(Extracted data entries):
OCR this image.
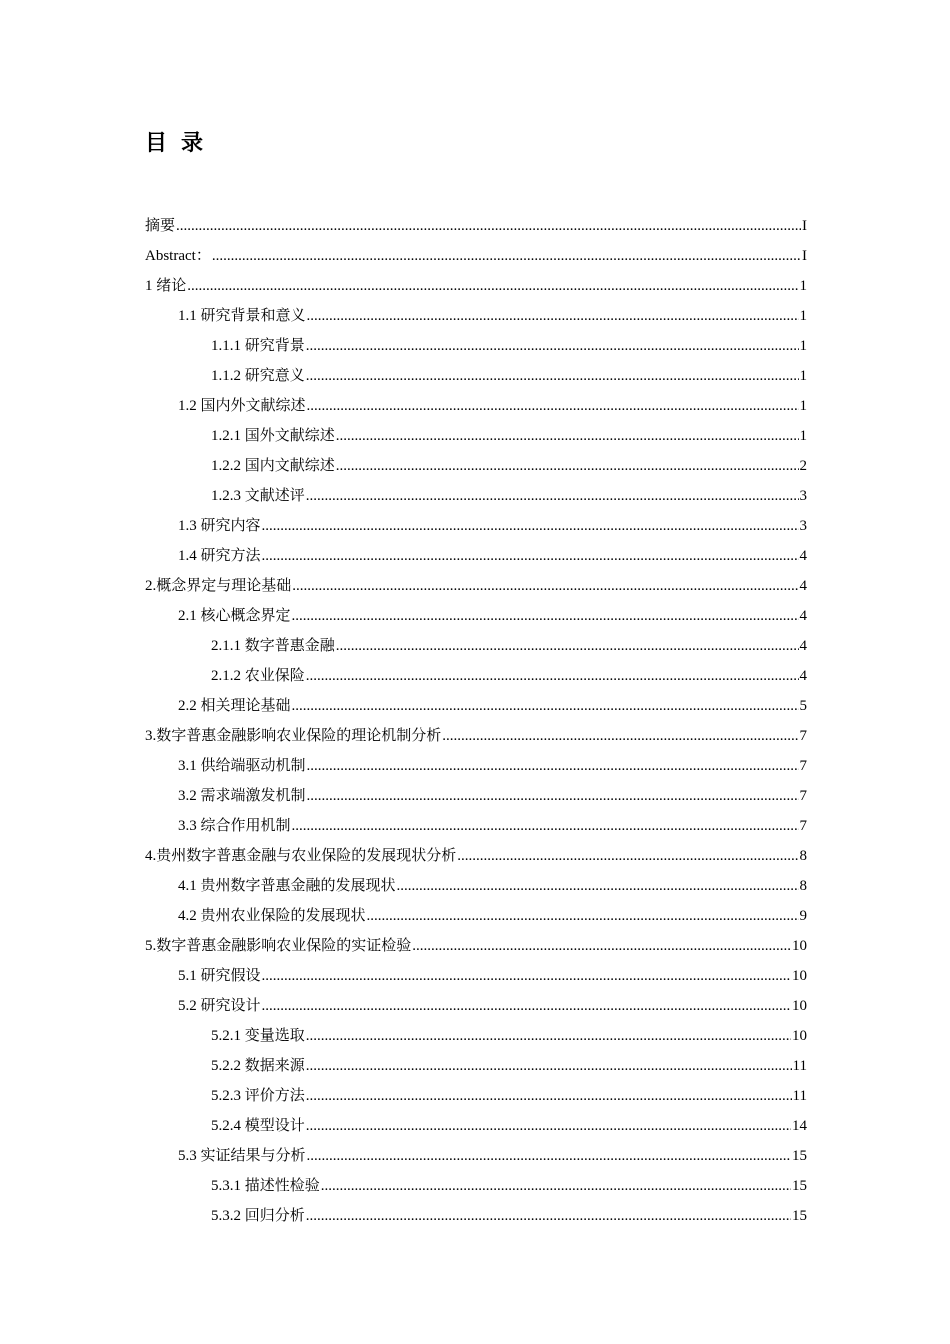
目录
摘要 .....	I
Abstract： .....	I
1 绪论 .....	1
1.1 研究背景和意义 .....	1
1.1.1 研究背景 .....	1
1.1.2 研究意义 .....	1
1.2 国内外文献综述 .....	1
1.2.1 国外文献综述 .....	1
1.2.2 国内文献综述 .....	2
1.2.3 文献述评 .....	3
1.3 研究内容 .....	3
1.4 研究方法 .....	4
2.概念界定与理论基础 .....	4
2.1 核心概念界定 .....	4
2.1.1 数字普惠金融 .....	4
2.1.2 农业保险 .....	4
2.2 相关理论基础 .....	5
3.数字普惠金融影响农业保险的理论机制分析 .....	7
3.1 供给端驱动机制 .....	7
3.2 需求端激发机制 .....	7
3.3 综合作用机制 .....	7
4.贵州数字普惠金融与农业保险的发展现状分析 .....	8
4.1 贵州数字普惠金融的发展现状 .....	8
4.2 贵州农业保险的发展现状 .....	9
5.数字普惠金融影响农业保险的实证检验 .....	10
5.1 研究假设 .....	10
5.2 研究设计 .....	10
5.2.1 变量选取 .....	10
5.2.2 数据来源 .....	11
5.2.3 评价方法 .....	11
5.2.4 模型设计 .....	14
5.3 实证结果与分析 .....	15
5.3.1 描述性检验 .....	15
5.3.2 回归分析 .....	15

(Work to complete): Make an exact copy of the records above, with the pictures left out.

(Full answer):
OCR this image.
目录
摘要 .....	I
Abstract： .....	I
1 绪论 .....	1
1.1 研究背景和意义 .....	1
1.1.1 研究背景 .....	1
1.1.2 研究意义 .....	1
1.2 国内外文献综述 .....	1
1.2.1 国外文献综述 .....	1
1.2.2 国内文献综述 .....	2
1.2.3 文献述评 .....	3
1.3 研究内容 .....	3
1.4 研究方法 .....	4
2.概念界定与理论基础 .....	4
2.1 核心概念界定 .....	4
2.1.1 数字普惠金融 .....	4
2.1.2 农业保险 .....	4
2.2 相关理论基础 .....	5
3.数字普惠金融影响农业保险的理论机制分析 .....	7
3.1 供给端驱动机制 .....	7
3.2 需求端激发机制 .....	7
3.3 综合作用机制 .....	7
4.贵州数字普惠金融与农业保险的发展现状分析 .....	8
4.1 贵州数字普惠金融的发展现状 .....	8
4.2 贵州农业保险的发展现状 .....	9
5.数字普惠金融影响农业保险的实证检验 .....	10
5.1 研究假设 .....	10
5.2 研究设计 .....	10
5.2.1 变量选取 .....	10
5.2.2 数据来源 .....	11
5.2.3 评价方法 .....	11
5.2.4 模型设计 .....	14
5.3 实证结果与分析 .....	15
5.3.1 描述性检验 .....	15
5.3.2 回归分析 .....	15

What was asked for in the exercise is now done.